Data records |

::::

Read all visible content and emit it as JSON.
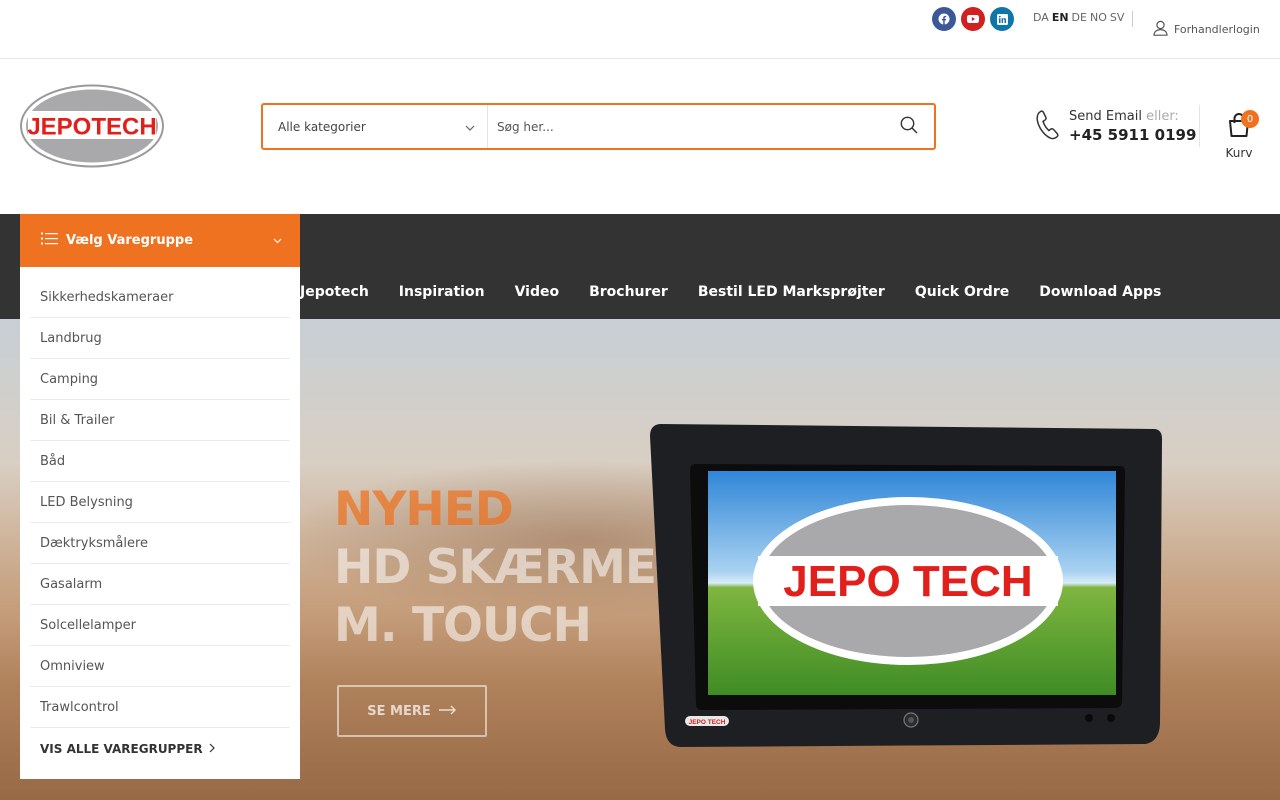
{
  "topbar": {
    "social": [
      {
        "name": "facebook-icon",
        "color": "#3b5998"
      },
      {
        "name": "youtube-icon",
        "color": "#d02020"
      },
      {
        "name": "linkedin-icon",
        "color": "#0e76a8"
      }
    ],
    "languages": [
      "DA",
      "EN",
      "DE",
      "NO",
      "SV"
    ],
    "active_language": "EN",
    "login_label": "Forhandlerlogin"
  },
  "header": {
    "logo_text": "JEPOTECH",
    "search": {
      "category_label": "Alle kategorier",
      "placeholder": "Søg her..."
    },
    "contact": {
      "email_label": "Send Email",
      "or_label": "eller:",
      "phone": "+45 5911 0199"
    },
    "cart": {
      "count": "0",
      "label": "Kurv"
    }
  },
  "nav": {
    "items": [
      "Jepotech",
      "Inspiration",
      "Video",
      "Brochurer",
      "Bestil LED Marksprøjter",
      "Quick Ordre",
      "Download Apps"
    ]
  },
  "categories": {
    "title": "Vælg Varegruppe",
    "items": [
      "Sikkerhedskameraer",
      "Landbrug",
      "Camping",
      "Bil & Trailer",
      "Båd",
      "LED Belysning",
      "Dæktryksmålere",
      "Gasalarm",
      "Solcellelamper",
      "Omniview",
      "Trawlcontrol"
    ],
    "view_all": "VIS ALLE VAREGRUPPER"
  },
  "hero": {
    "line1": "NYHED",
    "line2": "HD SKÆRME",
    "line3": "M. TOUCH",
    "cta": "SE MERE",
    "screen_logo": "JEPO TECH",
    "bezel_logo": "JEPO TECH"
  },
  "colors": {
    "accent": "#ee7220",
    "nav_bg": "#333333"
  }
}
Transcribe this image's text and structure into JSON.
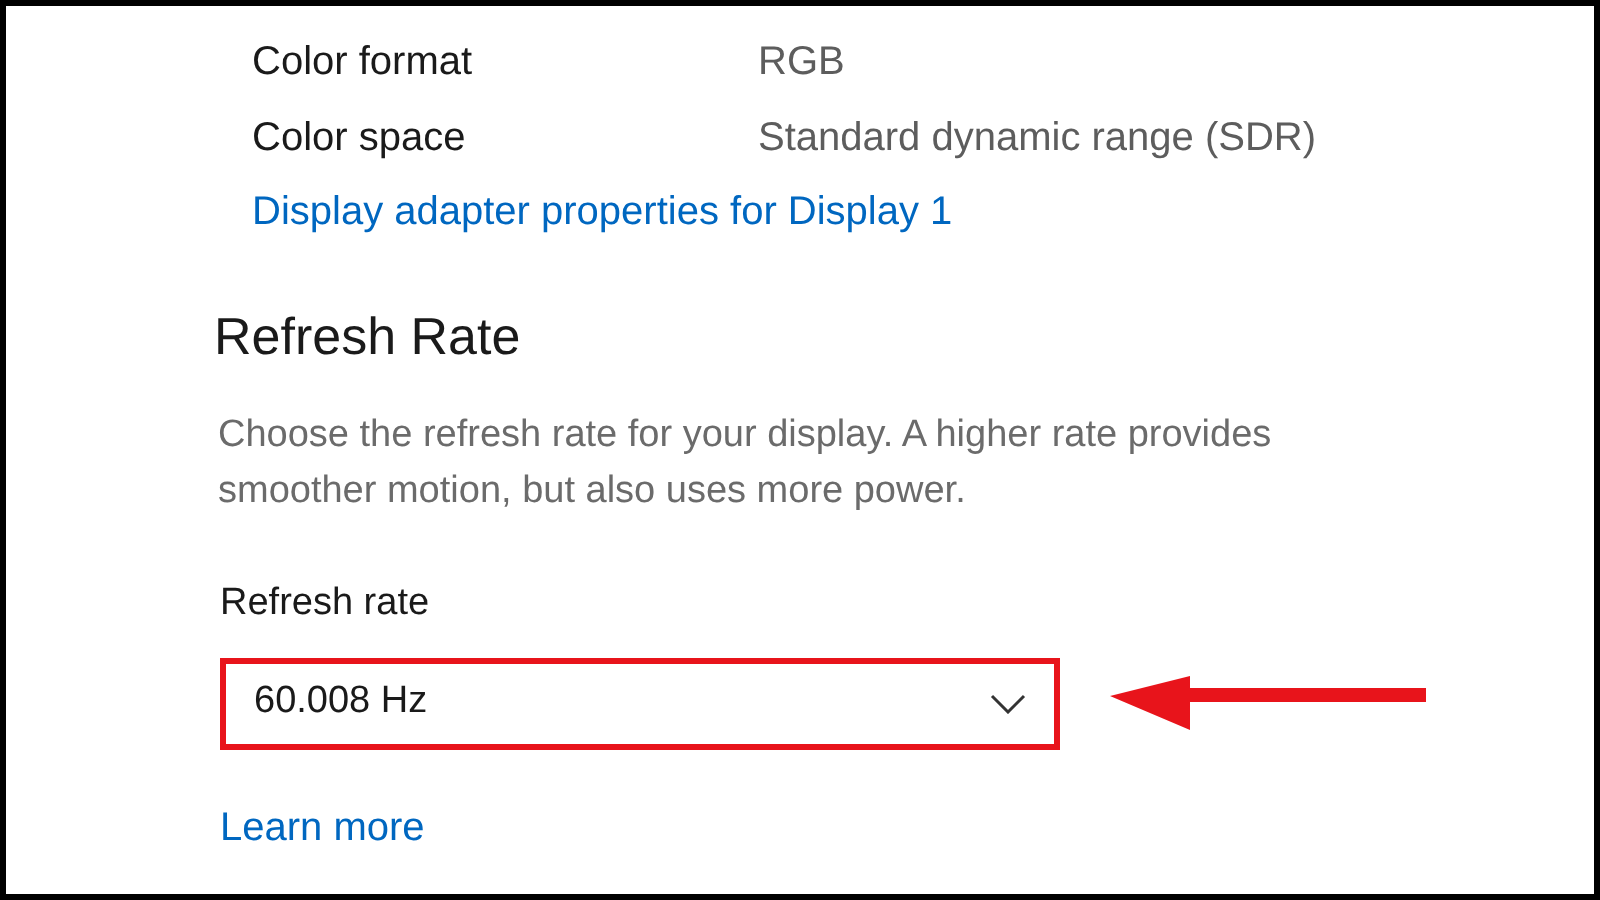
{
  "properties": [
    {
      "label": "Color format",
      "value": "RGB"
    },
    {
      "label": "Color space",
      "value": "Standard dynamic range (SDR)"
    }
  ],
  "adapter_link": "Display adapter properties for Display 1",
  "section": {
    "title": "Refresh Rate",
    "description": "Choose the refresh rate for your display. A higher rate provides smoother motion, but also uses more power."
  },
  "refresh_rate": {
    "label": "Refresh rate",
    "value": "60.008 Hz",
    "highlighted": true
  },
  "learn_more_link": "Learn more"
}
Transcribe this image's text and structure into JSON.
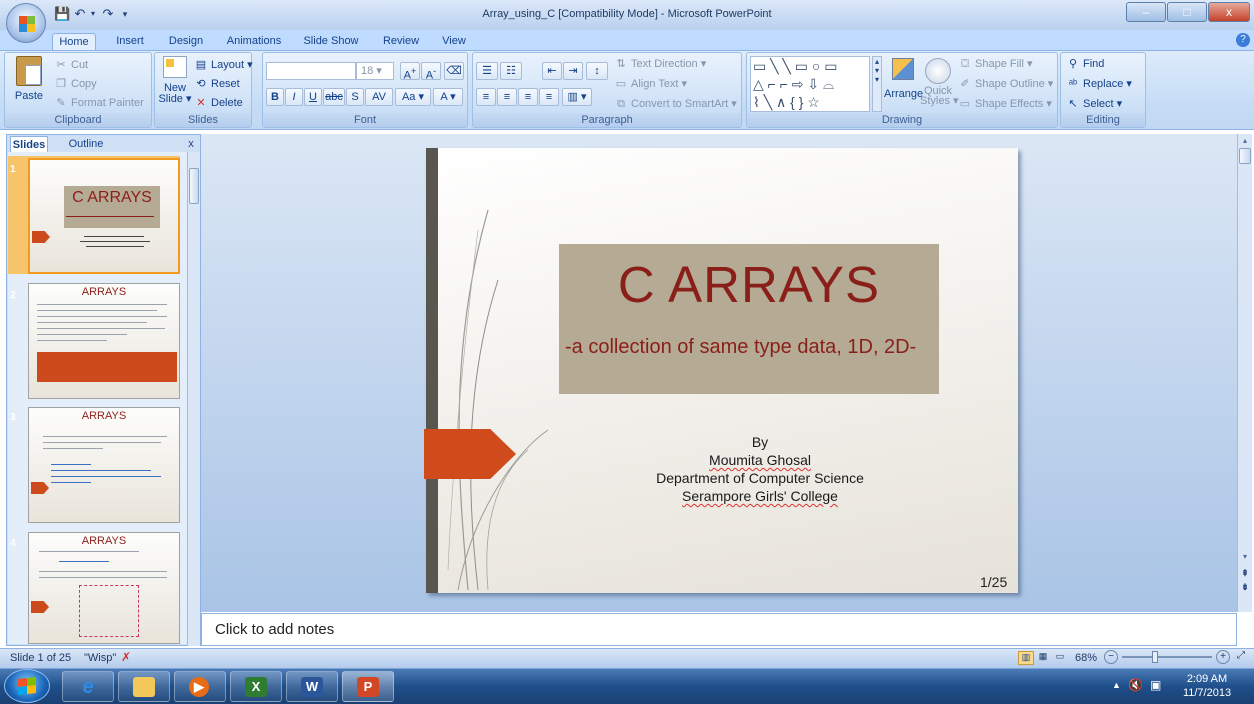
{
  "window": {
    "title": "Array_using_C [Compatibility Mode] - Microsoft PowerPoint",
    "minimize": "–",
    "maximize": "□",
    "close": "x"
  },
  "tabs": [
    "Home",
    "Insert",
    "Design",
    "Animations",
    "Slide Show",
    "Review",
    "View"
  ],
  "ribbon": {
    "clipboard": {
      "label": "Clipboard",
      "paste": "Paste",
      "cut": "Cut",
      "copy": "Copy",
      "format_painter": "Format Painter"
    },
    "slides": {
      "label": "Slides",
      "new_slide_line1": "New",
      "new_slide_line2": "Slide ▾",
      "layout": "Layout ▾",
      "reset": "Reset",
      "delete": "Delete"
    },
    "font": {
      "label": "Font",
      "size": "18"
    },
    "paragraph": {
      "label": "Paragraph",
      "text_direction": "Text Direction ▾",
      "align_text": "Align Text ▾",
      "convert_smartart": "Convert to SmartArt ▾"
    },
    "drawing": {
      "label": "Drawing",
      "arrange": "Arrange",
      "quick_styles_1": "Quick",
      "quick_styles_2": "Styles ▾",
      "shape_fill": "Shape Fill ▾",
      "shape_outline": "Shape Outline ▾",
      "shape_effects": "Shape Effects ▾"
    },
    "editing": {
      "label": "Editing",
      "find": "Find",
      "replace": "Replace ▾",
      "select": "Select ▾"
    }
  },
  "left_panel": {
    "tab_slides": "Slides",
    "tab_outline": "Outline",
    "close": "x",
    "thumbnails": [
      {
        "num": "1",
        "title": "C ARRAYS"
      },
      {
        "num": "2",
        "title": "ARRAYS"
      },
      {
        "num": "3",
        "title": "ARRAYS"
      },
      {
        "num": "4",
        "title": "ARRAYS"
      }
    ]
  },
  "slide": {
    "title": "C ARRAYS",
    "subtitle": "-a collection of same type data, 1D, 2D-",
    "by": "By",
    "author": "Moumita Ghosal",
    "department": "Department of Computer Science",
    "college": "Serampore Girls' College",
    "page": "1/25"
  },
  "notes_placeholder": "Click to add notes",
  "status": {
    "slide_info": "Slide 1 of 25",
    "theme": "\"Wisp\"",
    "zoom": "68%"
  },
  "clock": {
    "time": "2:09 AM",
    "date": "11/7/2013"
  },
  "colors": {
    "accent": "#cf4b1c",
    "title_red": "#8a1f1a",
    "title_box": "#b5ab94",
    "ribbon": "#c4dbf5"
  }
}
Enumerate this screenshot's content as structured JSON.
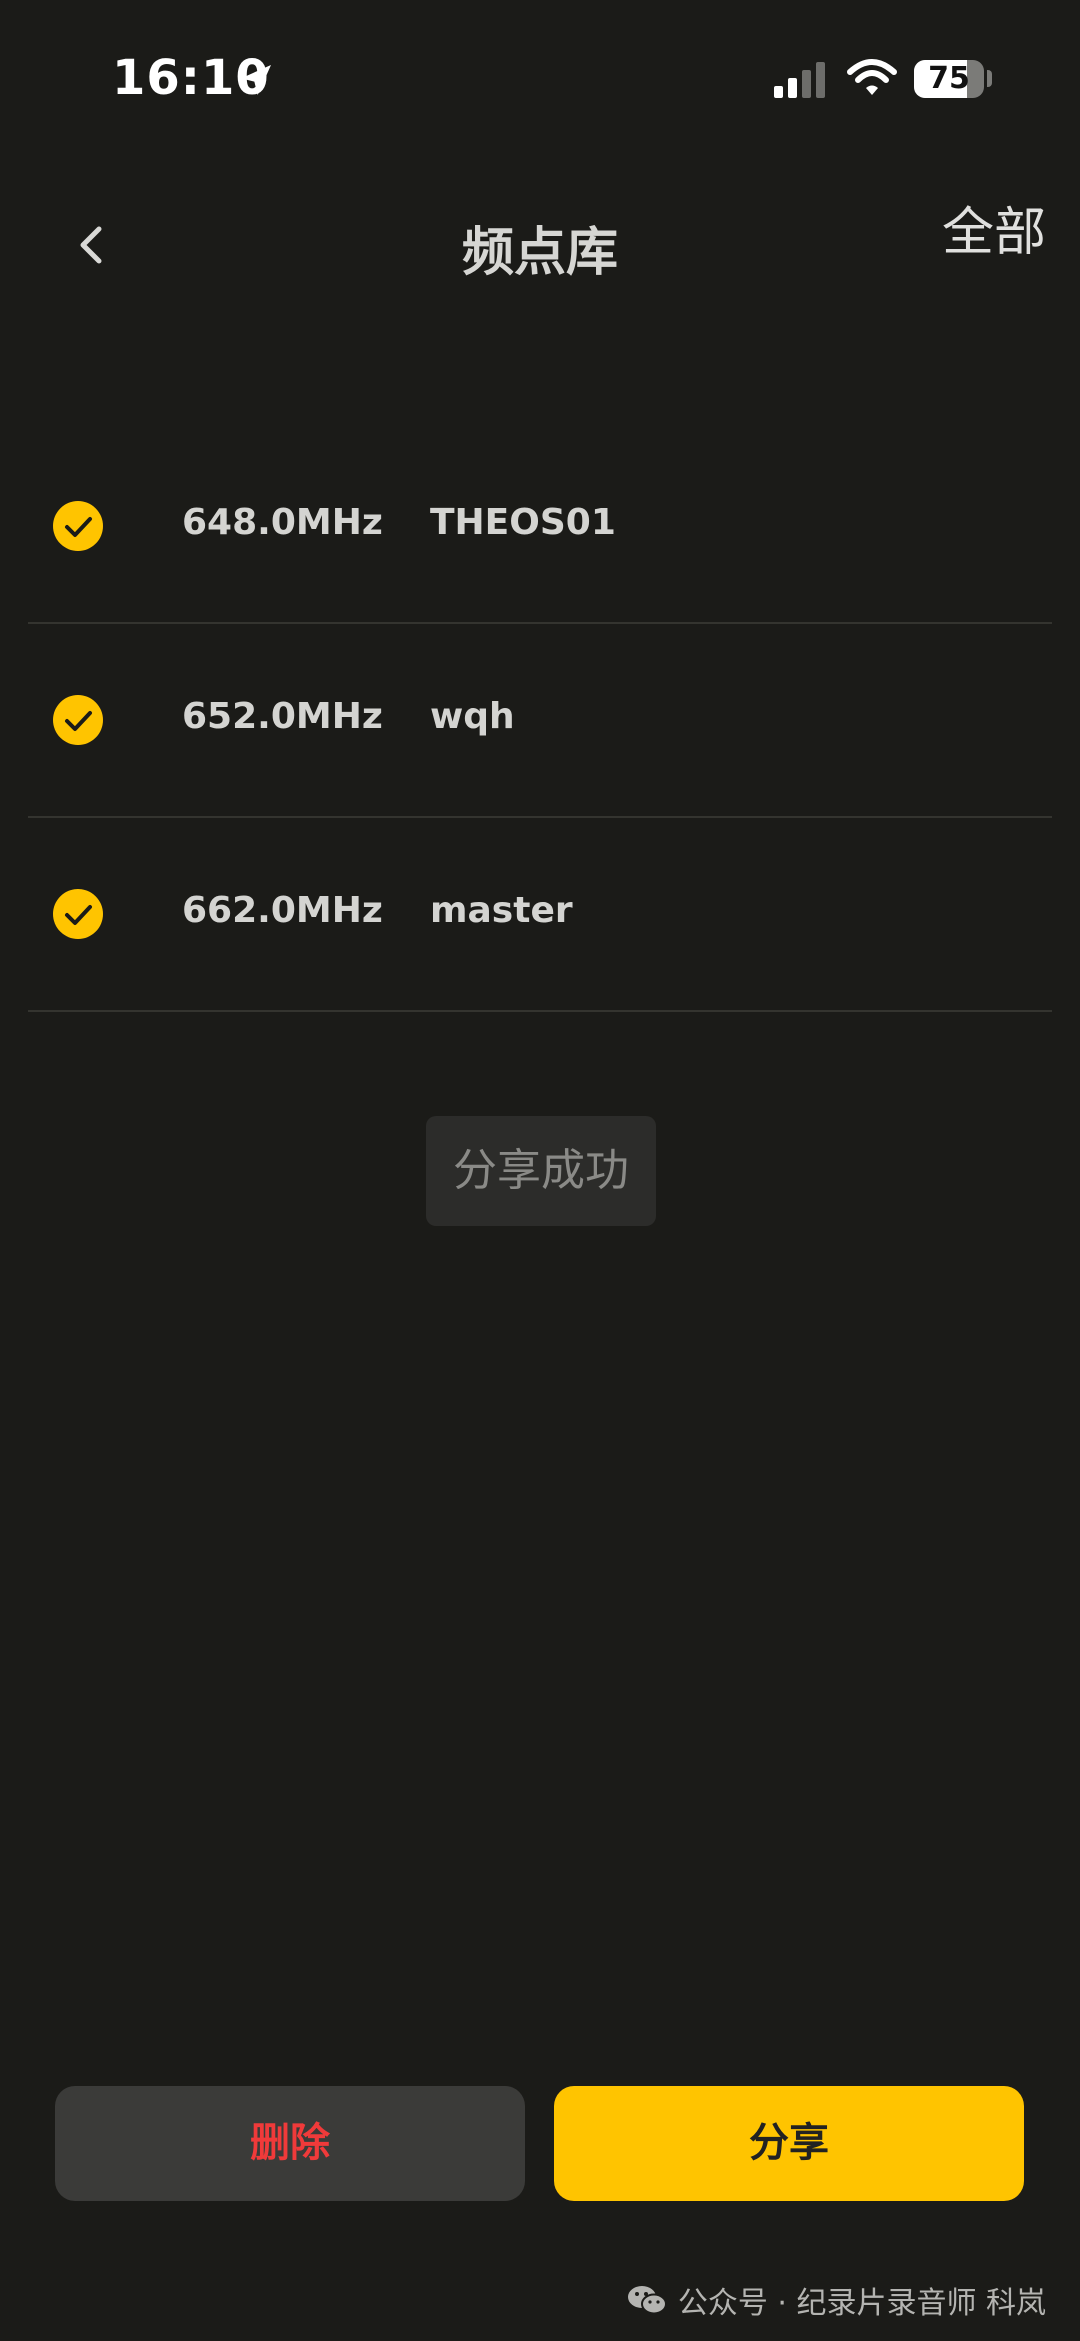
{
  "status_bar": {
    "time": "16:10",
    "battery": "75"
  },
  "header": {
    "title": "频点库",
    "select_all_label": "全部"
  },
  "frequencies": [
    {
      "value": "648.0MHz",
      "name": "THEOS01",
      "checked": true
    },
    {
      "value": "652.0MHz",
      "name": "wqh",
      "checked": true
    },
    {
      "value": "662.0MHz",
      "name": "master",
      "checked": true
    }
  ],
  "toast": {
    "message": "分享成功"
  },
  "actions": {
    "delete_label": "删除",
    "share_label": "分享"
  },
  "watermark": {
    "text": "公众号 · 纪录片录音师 科岚"
  },
  "colors": {
    "background": "#1b1b18",
    "accent": "#ffc400",
    "danger": "#f03a3a"
  }
}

::::

YOUR TASK | From the material given, work out how many lines hold the string "content"; state that number and nothing further.

FULL SOLUTION | 2